Extract each line where the string "Escala" shows up.
— start —
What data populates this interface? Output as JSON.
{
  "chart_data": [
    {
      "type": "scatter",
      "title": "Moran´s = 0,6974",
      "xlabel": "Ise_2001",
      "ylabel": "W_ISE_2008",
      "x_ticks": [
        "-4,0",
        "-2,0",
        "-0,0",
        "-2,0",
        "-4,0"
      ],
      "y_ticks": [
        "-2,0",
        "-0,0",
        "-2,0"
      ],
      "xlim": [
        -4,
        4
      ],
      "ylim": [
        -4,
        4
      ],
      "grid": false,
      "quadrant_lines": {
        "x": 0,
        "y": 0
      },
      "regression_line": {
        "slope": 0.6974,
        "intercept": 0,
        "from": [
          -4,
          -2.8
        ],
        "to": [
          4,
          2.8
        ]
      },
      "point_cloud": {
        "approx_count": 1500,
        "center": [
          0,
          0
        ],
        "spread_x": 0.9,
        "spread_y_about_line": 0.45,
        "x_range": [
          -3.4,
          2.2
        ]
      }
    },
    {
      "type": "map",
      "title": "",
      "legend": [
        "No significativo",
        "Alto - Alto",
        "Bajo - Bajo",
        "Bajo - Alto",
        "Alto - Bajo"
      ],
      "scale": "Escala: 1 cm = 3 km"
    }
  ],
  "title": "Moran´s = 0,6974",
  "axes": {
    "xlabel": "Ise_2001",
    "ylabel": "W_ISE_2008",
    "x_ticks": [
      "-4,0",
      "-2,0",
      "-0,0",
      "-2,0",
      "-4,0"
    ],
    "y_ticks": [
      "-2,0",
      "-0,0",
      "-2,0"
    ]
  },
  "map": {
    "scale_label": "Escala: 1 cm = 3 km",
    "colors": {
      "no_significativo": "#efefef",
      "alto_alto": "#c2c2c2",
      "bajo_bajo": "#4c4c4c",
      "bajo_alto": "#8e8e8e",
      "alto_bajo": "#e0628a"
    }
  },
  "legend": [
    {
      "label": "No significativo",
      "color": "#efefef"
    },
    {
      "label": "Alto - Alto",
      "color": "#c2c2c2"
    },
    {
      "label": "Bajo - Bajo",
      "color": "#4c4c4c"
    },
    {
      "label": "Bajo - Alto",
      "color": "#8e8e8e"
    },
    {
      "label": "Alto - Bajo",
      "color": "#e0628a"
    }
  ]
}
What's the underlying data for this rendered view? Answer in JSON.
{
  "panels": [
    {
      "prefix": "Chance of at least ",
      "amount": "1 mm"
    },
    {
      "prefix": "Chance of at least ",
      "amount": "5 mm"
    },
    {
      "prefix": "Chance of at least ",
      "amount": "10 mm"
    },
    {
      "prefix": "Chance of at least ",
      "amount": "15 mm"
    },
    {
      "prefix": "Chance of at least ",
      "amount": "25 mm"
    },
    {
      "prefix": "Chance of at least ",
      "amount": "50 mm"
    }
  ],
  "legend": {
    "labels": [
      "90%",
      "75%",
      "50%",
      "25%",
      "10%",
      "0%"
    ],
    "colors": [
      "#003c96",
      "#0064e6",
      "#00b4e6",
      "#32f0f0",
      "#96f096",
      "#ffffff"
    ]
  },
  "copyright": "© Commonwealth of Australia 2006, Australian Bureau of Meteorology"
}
— end —
§ Exercise result
      "scale": "Escala: 1 cm = 3 km"
    "scale_label": "Escala: 1 cm = 3 km",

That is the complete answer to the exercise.